╭──

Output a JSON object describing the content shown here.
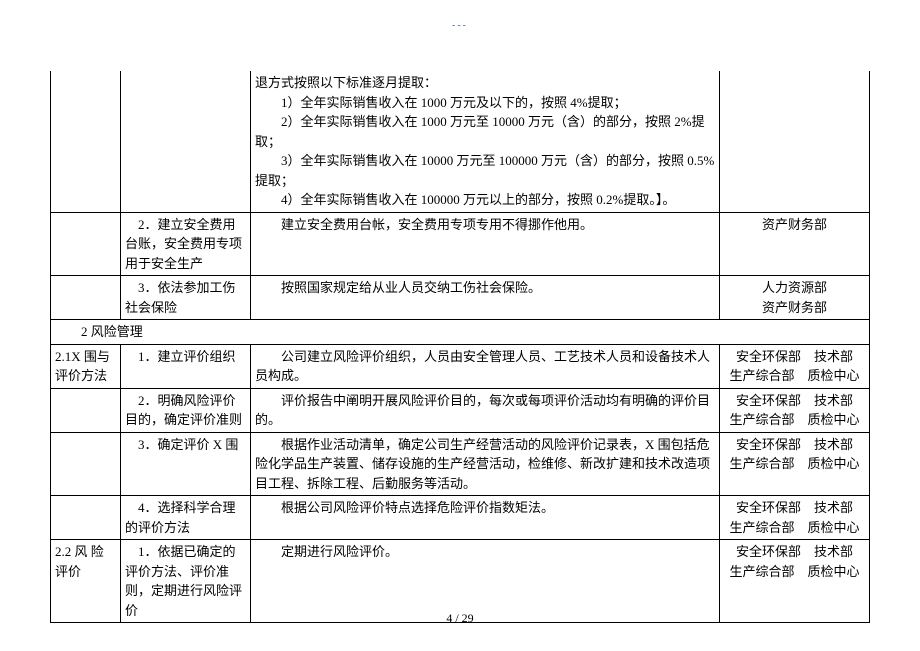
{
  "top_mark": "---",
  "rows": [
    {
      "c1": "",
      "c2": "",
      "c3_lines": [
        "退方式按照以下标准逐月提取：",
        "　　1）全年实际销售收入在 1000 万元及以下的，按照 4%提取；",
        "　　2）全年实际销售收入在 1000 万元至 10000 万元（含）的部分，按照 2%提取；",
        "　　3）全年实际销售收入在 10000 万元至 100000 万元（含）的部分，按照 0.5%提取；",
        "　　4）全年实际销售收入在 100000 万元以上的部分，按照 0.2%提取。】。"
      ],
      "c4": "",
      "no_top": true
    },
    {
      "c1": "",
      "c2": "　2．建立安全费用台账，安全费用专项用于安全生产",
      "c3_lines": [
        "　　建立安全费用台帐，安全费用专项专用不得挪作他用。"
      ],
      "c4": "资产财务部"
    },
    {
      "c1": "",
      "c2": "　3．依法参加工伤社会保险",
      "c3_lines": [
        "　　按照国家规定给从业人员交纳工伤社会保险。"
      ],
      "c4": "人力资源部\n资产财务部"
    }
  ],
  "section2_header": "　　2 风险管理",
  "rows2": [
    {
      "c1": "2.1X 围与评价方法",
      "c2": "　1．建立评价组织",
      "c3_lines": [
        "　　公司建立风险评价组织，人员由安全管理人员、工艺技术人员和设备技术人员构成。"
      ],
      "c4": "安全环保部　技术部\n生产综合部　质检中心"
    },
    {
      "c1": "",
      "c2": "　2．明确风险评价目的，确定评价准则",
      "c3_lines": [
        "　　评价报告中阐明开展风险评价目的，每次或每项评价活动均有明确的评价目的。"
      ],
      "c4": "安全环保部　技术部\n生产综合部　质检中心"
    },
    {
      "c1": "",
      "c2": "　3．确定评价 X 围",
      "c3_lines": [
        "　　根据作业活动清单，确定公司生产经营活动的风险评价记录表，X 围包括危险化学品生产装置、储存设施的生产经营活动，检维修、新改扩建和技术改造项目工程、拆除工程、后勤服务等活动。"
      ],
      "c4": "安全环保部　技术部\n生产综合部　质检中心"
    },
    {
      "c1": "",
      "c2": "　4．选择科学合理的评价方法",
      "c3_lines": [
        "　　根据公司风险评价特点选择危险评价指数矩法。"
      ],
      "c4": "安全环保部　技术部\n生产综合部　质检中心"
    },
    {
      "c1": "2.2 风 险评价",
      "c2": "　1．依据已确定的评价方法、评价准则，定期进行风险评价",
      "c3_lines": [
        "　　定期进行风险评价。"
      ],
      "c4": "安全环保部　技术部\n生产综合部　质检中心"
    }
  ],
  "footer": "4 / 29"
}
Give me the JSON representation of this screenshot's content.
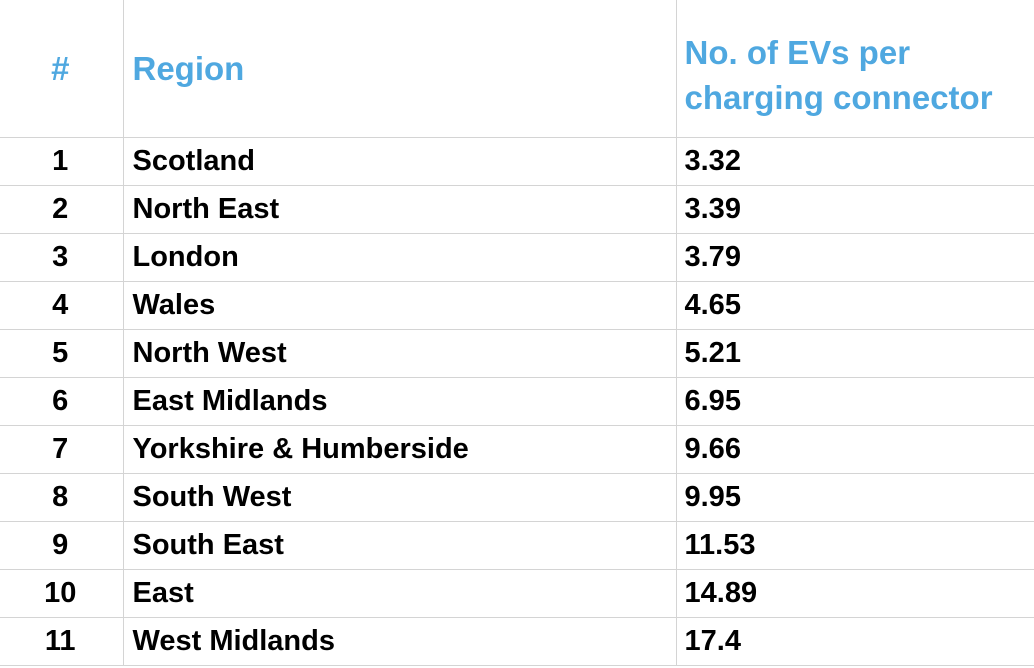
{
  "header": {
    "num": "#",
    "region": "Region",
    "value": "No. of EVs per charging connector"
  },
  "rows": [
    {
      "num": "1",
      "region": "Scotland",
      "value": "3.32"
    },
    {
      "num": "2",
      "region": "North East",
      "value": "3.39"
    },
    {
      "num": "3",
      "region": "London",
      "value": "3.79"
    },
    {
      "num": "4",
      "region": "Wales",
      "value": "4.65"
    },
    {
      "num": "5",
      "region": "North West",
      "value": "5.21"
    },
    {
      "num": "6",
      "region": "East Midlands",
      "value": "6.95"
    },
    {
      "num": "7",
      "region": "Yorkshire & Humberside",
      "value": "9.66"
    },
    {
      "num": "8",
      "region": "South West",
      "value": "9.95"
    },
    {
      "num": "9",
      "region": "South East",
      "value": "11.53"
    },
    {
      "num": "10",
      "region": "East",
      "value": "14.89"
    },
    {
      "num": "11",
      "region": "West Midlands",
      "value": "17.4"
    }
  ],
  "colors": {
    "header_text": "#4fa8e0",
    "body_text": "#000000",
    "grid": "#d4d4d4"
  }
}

╰──

Find and copy each line above that includes the string "JSON".

Output a JSON object describing the content shown here.
Give me the JSON representation of this screenshot's content.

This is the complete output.